SELECTED PASSAGE:
<<<<

Is there much difference between the Israeli Left and Right? What is the
place of Arcadi Gaydamak on the future political map? Gregory Levey says
that Olmert and Barak prevent Israel from shifting right, while Gaydamak will
endanger Israeli democracy. In this follow-up to his Third Force,
Israel Shamir demolishes Levey’s arguments and sets the
record straight:
Hatchet Job
By Israel Shamir
A Jewish story tells of a man who penned a commentary to Job and came to a
Rabbi to ask for his authorisation, as was the custom. But the Rabbi forbade the
book, saying: poor Job had enough sorrow without your comments. This story fits
the events in Israel. We have so many sorrows, and on top
of them we have to suffer comments written by people with no knowledge but with considerable malice. A piece by
Gregory Levey
in Salon is an example of such a hatchet job.
Levey is supposedly a not-too-bad guy, if you like American
liberal-left Zionists. He is against Bush and Cheney, against AIPAC and an Iran war. So far, so good. So am I. But his first job is
to assure that the power in Israel will remain in the hands of the old elites.
So he thinks that the steering wheel of Israel is now in
good hands, while there is some danger from the right-wing. He named his
article, a regular labourite frightener, “Israel's Rising
Right Wing”. What ho! Israel’s right wing is, and has been
at the top for years, it just can’t rise any further. Next time, Levey will
provide a title “The Declining Morals of Sodom”. We are in wonderful position:
we can’t be scared any more by right-wing politicians because we’ve tried them
all.
He believes (or wants us to believe) that the present Israeli leadership is
soft-left, pacifist, democratic, and shies away from wars. If you believe this,
you’ll believe anything, even his next line: that now this wonderful Israeli
regime is about to be subverted by a Russian billionaire who will support Bibi
Netanyahu, and these two will march Israel to war.
In Levey’s own words: “Israeli über-hawk Benjamin "Bibi" Netanyahu could
dramatically influence the country's direction… could push Israel toward
military confrontations with Iran, Syria or Hezbollah, while extinguishing any
remaining flickers of hope in Israel's peace camp regarding the
Palestinians.”
All of this is trash. We already had a military confrontation with Hezbullah
and with Syria, being led by Olmert with Labour support.

>>>>

EXERCISE TASK A:
In the listing, reproduce word for word the part that opens with the line containing "move-number: 3 <box>864 149 883 176</box>" and closes with the line containing "stone-R6[interactable]: 8 <box>902", both of those lines included.

SUPPLIED ENTRIES:
<<<<

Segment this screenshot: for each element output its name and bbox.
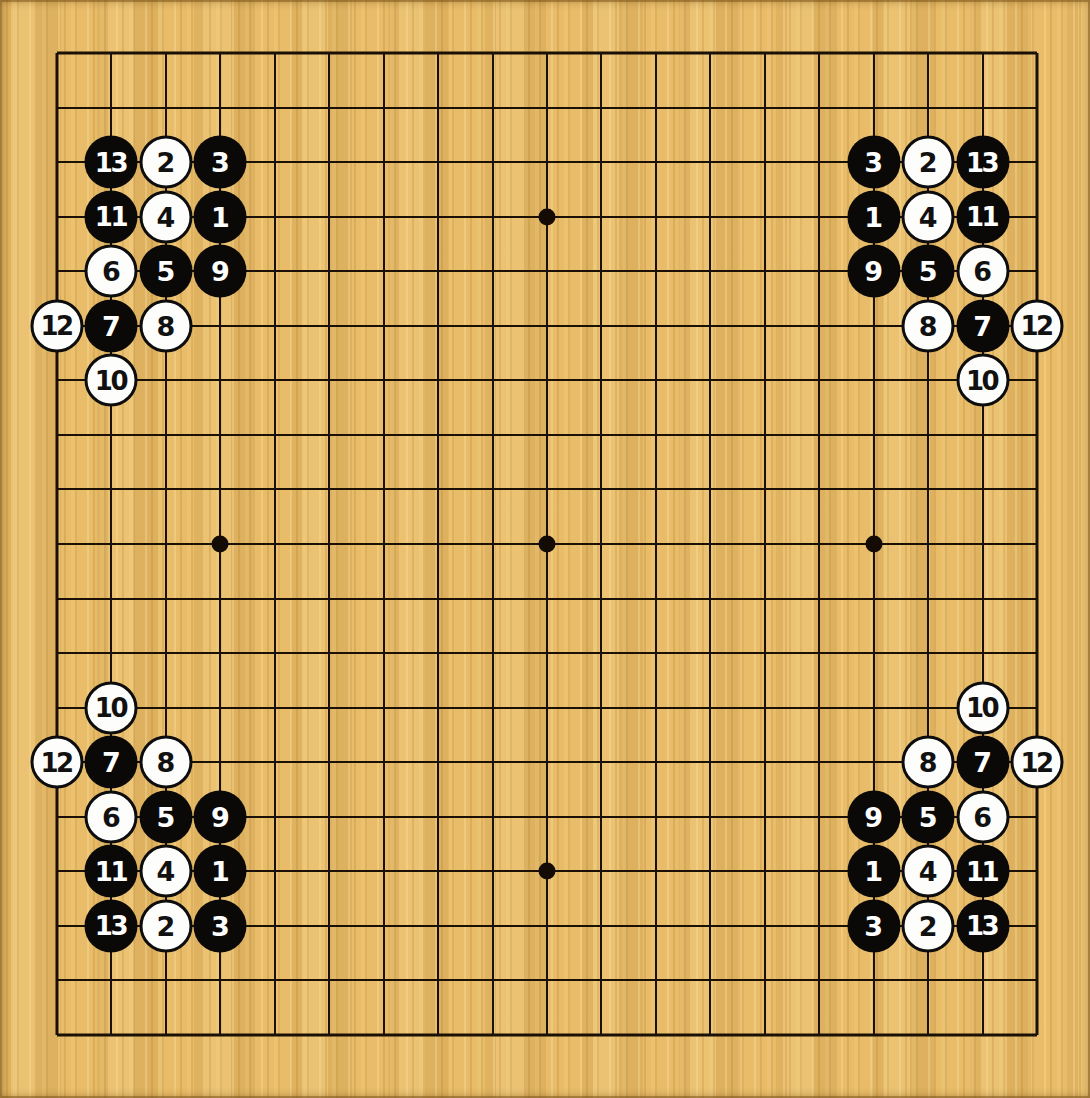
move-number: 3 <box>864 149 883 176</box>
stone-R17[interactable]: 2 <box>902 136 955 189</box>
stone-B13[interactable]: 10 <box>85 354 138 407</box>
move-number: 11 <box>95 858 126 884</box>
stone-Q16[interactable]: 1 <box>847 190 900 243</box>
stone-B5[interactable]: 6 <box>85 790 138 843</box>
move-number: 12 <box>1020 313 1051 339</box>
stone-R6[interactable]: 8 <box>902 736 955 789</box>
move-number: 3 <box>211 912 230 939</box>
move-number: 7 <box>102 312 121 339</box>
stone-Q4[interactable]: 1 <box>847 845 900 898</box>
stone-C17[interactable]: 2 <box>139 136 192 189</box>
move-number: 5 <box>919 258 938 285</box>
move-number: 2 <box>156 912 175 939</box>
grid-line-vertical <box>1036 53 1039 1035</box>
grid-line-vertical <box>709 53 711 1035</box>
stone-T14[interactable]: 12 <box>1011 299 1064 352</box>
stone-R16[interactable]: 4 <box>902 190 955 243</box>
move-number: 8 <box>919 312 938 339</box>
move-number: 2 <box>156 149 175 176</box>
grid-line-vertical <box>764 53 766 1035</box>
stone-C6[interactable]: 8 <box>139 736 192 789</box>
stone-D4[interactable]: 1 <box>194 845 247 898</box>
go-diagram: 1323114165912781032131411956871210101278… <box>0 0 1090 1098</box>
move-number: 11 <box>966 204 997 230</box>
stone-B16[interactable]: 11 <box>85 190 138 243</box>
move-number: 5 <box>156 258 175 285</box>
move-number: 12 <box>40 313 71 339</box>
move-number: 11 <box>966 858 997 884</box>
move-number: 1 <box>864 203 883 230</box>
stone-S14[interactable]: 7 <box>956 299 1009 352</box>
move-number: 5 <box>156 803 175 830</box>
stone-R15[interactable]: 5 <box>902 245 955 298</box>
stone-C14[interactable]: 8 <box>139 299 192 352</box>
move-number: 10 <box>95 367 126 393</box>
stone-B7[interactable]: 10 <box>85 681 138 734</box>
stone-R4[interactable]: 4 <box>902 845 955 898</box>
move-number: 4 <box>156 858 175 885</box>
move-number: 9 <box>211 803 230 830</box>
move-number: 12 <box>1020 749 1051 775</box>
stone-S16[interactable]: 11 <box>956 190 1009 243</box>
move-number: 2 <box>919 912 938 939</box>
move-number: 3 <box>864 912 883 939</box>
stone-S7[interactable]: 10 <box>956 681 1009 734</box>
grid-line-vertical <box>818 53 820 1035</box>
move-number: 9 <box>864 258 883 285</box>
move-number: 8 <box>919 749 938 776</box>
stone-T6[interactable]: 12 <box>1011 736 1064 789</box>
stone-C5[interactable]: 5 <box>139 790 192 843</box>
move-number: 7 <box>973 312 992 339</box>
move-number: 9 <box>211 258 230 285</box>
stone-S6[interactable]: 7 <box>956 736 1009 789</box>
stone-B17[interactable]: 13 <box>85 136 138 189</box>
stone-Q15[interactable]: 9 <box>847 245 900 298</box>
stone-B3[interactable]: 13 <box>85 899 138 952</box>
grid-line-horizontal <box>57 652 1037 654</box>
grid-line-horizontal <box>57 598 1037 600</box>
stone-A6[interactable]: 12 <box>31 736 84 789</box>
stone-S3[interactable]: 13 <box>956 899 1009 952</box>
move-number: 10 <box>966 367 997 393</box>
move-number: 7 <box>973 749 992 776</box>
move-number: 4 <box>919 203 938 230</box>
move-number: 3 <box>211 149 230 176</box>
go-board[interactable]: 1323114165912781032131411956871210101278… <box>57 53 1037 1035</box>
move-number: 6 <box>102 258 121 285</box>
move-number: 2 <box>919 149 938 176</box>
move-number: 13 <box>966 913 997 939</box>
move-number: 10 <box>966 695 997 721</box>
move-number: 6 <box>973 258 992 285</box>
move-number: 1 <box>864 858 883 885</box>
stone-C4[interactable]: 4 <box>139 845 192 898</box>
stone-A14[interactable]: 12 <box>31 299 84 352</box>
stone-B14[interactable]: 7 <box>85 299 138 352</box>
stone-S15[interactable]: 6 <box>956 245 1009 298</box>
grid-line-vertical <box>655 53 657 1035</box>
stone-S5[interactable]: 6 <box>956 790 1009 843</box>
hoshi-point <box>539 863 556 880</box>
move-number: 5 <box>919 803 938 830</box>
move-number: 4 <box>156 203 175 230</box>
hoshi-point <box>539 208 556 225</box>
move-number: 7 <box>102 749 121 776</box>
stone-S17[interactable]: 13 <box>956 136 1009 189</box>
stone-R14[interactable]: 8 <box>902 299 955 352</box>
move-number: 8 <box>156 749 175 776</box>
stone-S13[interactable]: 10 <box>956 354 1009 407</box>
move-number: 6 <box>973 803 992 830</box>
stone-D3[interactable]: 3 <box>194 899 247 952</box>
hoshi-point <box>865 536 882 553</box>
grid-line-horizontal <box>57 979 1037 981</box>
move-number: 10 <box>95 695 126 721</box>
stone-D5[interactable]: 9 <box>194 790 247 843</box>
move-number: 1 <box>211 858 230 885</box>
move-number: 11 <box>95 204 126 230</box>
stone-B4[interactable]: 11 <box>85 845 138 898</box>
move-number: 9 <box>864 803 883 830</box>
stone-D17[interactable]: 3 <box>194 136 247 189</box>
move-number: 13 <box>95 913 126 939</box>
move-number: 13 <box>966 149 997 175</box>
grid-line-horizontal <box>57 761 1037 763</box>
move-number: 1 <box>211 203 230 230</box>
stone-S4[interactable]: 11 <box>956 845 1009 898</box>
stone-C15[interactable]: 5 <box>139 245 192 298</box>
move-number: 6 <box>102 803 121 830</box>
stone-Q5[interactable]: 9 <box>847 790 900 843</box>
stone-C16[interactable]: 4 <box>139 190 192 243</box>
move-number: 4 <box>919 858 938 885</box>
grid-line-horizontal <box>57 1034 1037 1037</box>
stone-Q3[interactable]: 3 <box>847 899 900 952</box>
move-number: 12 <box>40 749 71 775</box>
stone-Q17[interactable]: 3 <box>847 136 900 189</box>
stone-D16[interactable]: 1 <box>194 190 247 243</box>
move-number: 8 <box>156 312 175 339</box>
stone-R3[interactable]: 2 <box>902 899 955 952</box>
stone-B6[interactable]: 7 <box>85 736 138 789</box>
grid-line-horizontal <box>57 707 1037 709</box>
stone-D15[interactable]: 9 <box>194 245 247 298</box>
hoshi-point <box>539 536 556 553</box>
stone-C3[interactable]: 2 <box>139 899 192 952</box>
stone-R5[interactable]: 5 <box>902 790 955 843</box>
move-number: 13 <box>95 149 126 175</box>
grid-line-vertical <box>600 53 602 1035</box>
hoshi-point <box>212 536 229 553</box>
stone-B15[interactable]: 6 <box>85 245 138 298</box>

>>>>

EXERCISE TASK B:
Answer these questions about the piece on Israeli politics:
(i) In which publication did Gregory Levey's piece appear?
(ii) What title did Levey give his article?
(iii) Who led the military confrontation with Hezbullah and Syria, and with whose support?

EXERCISE SOLUTION A:
move-number: 3 <box>864 149 883 176</box>
stone-R17[interactable]: 2 <box>902 136 955 189</box>
stone-B13[interactable]: 10 <box>85 354 138 407</box>
move-number: 11 <box>95 858 126 884</box>
stone-Q16[interactable]: 1 <box>847 190 900 243</box>
stone-B5[interactable]: 6 <box>85 790 138 843</box>
move-number: 12 <box>1020 313 1051 339</box>
stone-R6[interactable]: 8 <box>902 736 955 789</box>

EXERCISE SOLUTION B:
(i) Salon
(ii) "Israel's Rising Right Wing"
(iii) Olmert, with Labour support